REQUIREMENTS:
Output each entry verbatim and exclude every picture from it.

===== SOURCE MATERIAL =====

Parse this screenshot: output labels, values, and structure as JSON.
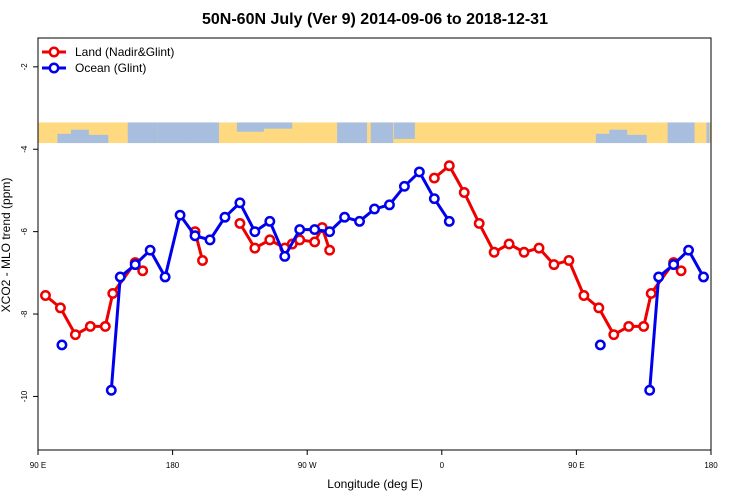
{
  "chart_data": {
    "type": "line",
    "title": "50N-60N July (Ver 9)   2014-09-06 to 2018-12-31",
    "xlabel": "Longitude (deg E)",
    "ylabel": "XCO2 - MLO trend (ppm)",
    "xlim": [
      90,
      540
    ],
    "ylim": [
      -11.3,
      -1.3
    ],
    "xticks": [
      {
        "value": 90,
        "label": "90 E"
      },
      {
        "value": 180,
        "label": "180"
      },
      {
        "value": 270,
        "label": "90 W"
      },
      {
        "value": 360,
        "label": "0"
      },
      {
        "value": 450,
        "label": "90 E"
      },
      {
        "value": 540,
        "label": "180"
      }
    ],
    "yticks": [
      {
        "value": -2,
        "label": "-2"
      },
      {
        "value": -4,
        "label": "-4"
      },
      {
        "value": -6,
        "label": "-6"
      },
      {
        "value": -8,
        "label": "-8"
      },
      {
        "value": -10,
        "label": "-10"
      }
    ],
    "map_band": {
      "y_range": [
        -3.35,
        -3.85
      ],
      "ocean_color": "#a8bede",
      "land_color": "#ffd980"
    },
    "legend": {
      "position": "top-left"
    },
    "series": [
      {
        "name": "Land (Nadir&Glint)",
        "color": "#ee0000",
        "segments": [
          [
            [
              95,
              -7.55
            ],
            [
              105,
              -7.85
            ],
            [
              115,
              -8.5
            ],
            [
              125,
              -8.3
            ],
            [
              135,
              -8.3
            ],
            [
              140,
              -7.5
            ],
            [
              155,
              -6.75
            ],
            [
              160,
              -6.95
            ]
          ],
          [
            [
              195,
              -6.0
            ],
            [
              200,
              -6.7
            ]
          ],
          [
            [
              225,
              -5.8
            ],
            [
              235,
              -6.4
            ],
            [
              245,
              -6.2
            ],
            [
              255,
              -6.4
            ],
            [
              260,
              -6.3
            ],
            [
              265,
              -6.2
            ],
            [
              275,
              -6.25
            ],
            [
              280,
              -5.9
            ],
            [
              285,
              -6.45
            ]
          ],
          [
            [
              355,
              -4.7
            ],
            [
              365,
              -4.4
            ],
            [
              375,
              -5.05
            ],
            [
              385,
              -5.8
            ],
            [
              395,
              -6.5
            ],
            [
              405,
              -6.3
            ],
            [
              415,
              -6.5
            ],
            [
              425,
              -6.4
            ],
            [
              435,
              -6.8
            ],
            [
              445,
              -6.7
            ],
            [
              455,
              -7.55
            ],
            [
              465,
              -7.85
            ],
            [
              475,
              -8.5
            ],
            [
              485,
              -8.3
            ],
            [
              495,
              -8.3
            ],
            [
              500,
              -7.5
            ],
            [
              515,
              -6.75
            ],
            [
              520,
              -6.95
            ]
          ]
        ]
      },
      {
        "name": "Ocean (Glint)",
        "color": "#0000ee",
        "segments": [
          [
            [
              106,
              -8.75
            ]
          ],
          [
            [
              139,
              -9.85
            ],
            [
              145,
              -7.1
            ],
            [
              155,
              -6.8
            ],
            [
              165,
              -6.45
            ],
            [
              175,
              -7.1
            ],
            [
              185,
              -5.6
            ],
            [
              195,
              -6.1
            ],
            [
              205,
              -6.2
            ],
            [
              215,
              -5.65
            ],
            [
              225,
              -5.3
            ],
            [
              235,
              -6.0
            ],
            [
              245,
              -5.75
            ],
            [
              255,
              -6.6
            ],
            [
              265,
              -5.95
            ],
            [
              275,
              -5.95
            ],
            [
              285,
              -6.0
            ],
            [
              295,
              -5.65
            ],
            [
              305,
              -5.75
            ],
            [
              315,
              -5.45
            ],
            [
              325,
              -5.35
            ],
            [
              335,
              -4.9
            ],
            [
              345,
              -4.55
            ],
            [
              355,
              -5.2
            ],
            [
              365,
              -5.75
            ]
          ],
          [
            [
              466,
              -8.75
            ]
          ],
          [
            [
              499,
              -9.85
            ],
            [
              505,
              -7.1
            ],
            [
              515,
              -6.8
            ],
            [
              525,
              -6.45
            ],
            [
              535,
              -7.1
            ]
          ]
        ]
      }
    ]
  }
}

=====

THE ANSWER:
Parse this screenshot: output labels, values, and structure as JSON.
{
  "chart_data": {
    "type": "line",
    "title": "50N-60N July (Ver 9)   2014-09-06 to 2018-12-31",
    "xlabel": "Longitude (deg E)",
    "ylabel": "XCO2 - MLO trend (ppm)",
    "xlim": [
      90,
      540
    ],
    "ylim": [
      -11.3,
      -1.3
    ],
    "xticks": [
      {
        "value": 90,
        "label": "90 E"
      },
      {
        "value": 180,
        "label": "180"
      },
      {
        "value": 270,
        "label": "90 W"
      },
      {
        "value": 360,
        "label": "0"
      },
      {
        "value": 450,
        "label": "90 E"
      },
      {
        "value": 540,
        "label": "180"
      }
    ],
    "yticks": [
      {
        "value": -2,
        "label": "-2"
      },
      {
        "value": -4,
        "label": "-4"
      },
      {
        "value": -6,
        "label": "-6"
      },
      {
        "value": -8,
        "label": "-8"
      },
      {
        "value": -10,
        "label": "-10"
      }
    ],
    "map_band": {
      "y_range": [
        -3.35,
        -3.85
      ],
      "ocean_color": "#a8bede",
      "land_color": "#ffd980"
    },
    "legend": {
      "position": "top-left"
    },
    "series": [
      {
        "name": "Land (Nadir&Glint)",
        "color": "#ee0000",
        "segments": [
          [
            [
              95,
              -7.55
            ],
            [
              105,
              -7.85
            ],
            [
              115,
              -8.5
            ],
            [
              125,
              -8.3
            ],
            [
              135,
              -8.3
            ],
            [
              140,
              -7.5
            ],
            [
              155,
              -6.75
            ],
            [
              160,
              -6.95
            ]
          ],
          [
            [
              195,
              -6.0
            ],
            [
              200,
              -6.7
            ]
          ],
          [
            [
              225,
              -5.8
            ],
            [
              235,
              -6.4
            ],
            [
              245,
              -6.2
            ],
            [
              255,
              -6.4
            ],
            [
              260,
              -6.3
            ],
            [
              265,
              -6.2
            ],
            [
              275,
              -6.25
            ],
            [
              280,
              -5.9
            ],
            [
              285,
              -6.45
            ]
          ],
          [
            [
              355,
              -4.7
            ],
            [
              365,
              -4.4
            ],
            [
              375,
              -5.05
            ],
            [
              385,
              -5.8
            ],
            [
              395,
              -6.5
            ],
            [
              405,
              -6.3
            ],
            [
              415,
              -6.5
            ],
            [
              425,
              -6.4
            ],
            [
              435,
              -6.8
            ],
            [
              445,
              -6.7
            ],
            [
              455,
              -7.55
            ],
            [
              465,
              -7.85
            ],
            [
              475,
              -8.5
            ],
            [
              485,
              -8.3
            ],
            [
              495,
              -8.3
            ],
            [
              500,
              -7.5
            ],
            [
              515,
              -6.75
            ],
            [
              520,
              -6.95
            ]
          ]
        ]
      },
      {
        "name": "Ocean (Glint)",
        "color": "#0000ee",
        "segments": [
          [
            [
              106,
              -8.75
            ]
          ],
          [
            [
              139,
              -9.85
            ],
            [
              145,
              -7.1
            ],
            [
              155,
              -6.8
            ],
            [
              165,
              -6.45
            ],
            [
              175,
              -7.1
            ],
            [
              185,
              -5.6
            ],
            [
              195,
              -6.1
            ],
            [
              205,
              -6.2
            ],
            [
              215,
              -5.65
            ],
            [
              225,
              -5.3
            ],
            [
              235,
              -6.0
            ],
            [
              245,
              -5.75
            ],
            [
              255,
              -6.6
            ],
            [
              265,
              -5.95
            ],
            [
              275,
              -5.95
            ],
            [
              285,
              -6.0
            ],
            [
              295,
              -5.65
            ],
            [
              305,
              -5.75
            ],
            [
              315,
              -5.45
            ],
            [
              325,
              -5.35
            ],
            [
              335,
              -4.9
            ],
            [
              345,
              -4.55
            ],
            [
              355,
              -5.2
            ],
            [
              365,
              -5.75
            ]
          ],
          [
            [
              466,
              -8.75
            ]
          ],
          [
            [
              499,
              -9.85
            ],
            [
              505,
              -7.1
            ],
            [
              515,
              -6.8
            ],
            [
              525,
              -6.45
            ],
            [
              535,
              -7.1
            ]
          ]
        ]
      }
    ]
  }
}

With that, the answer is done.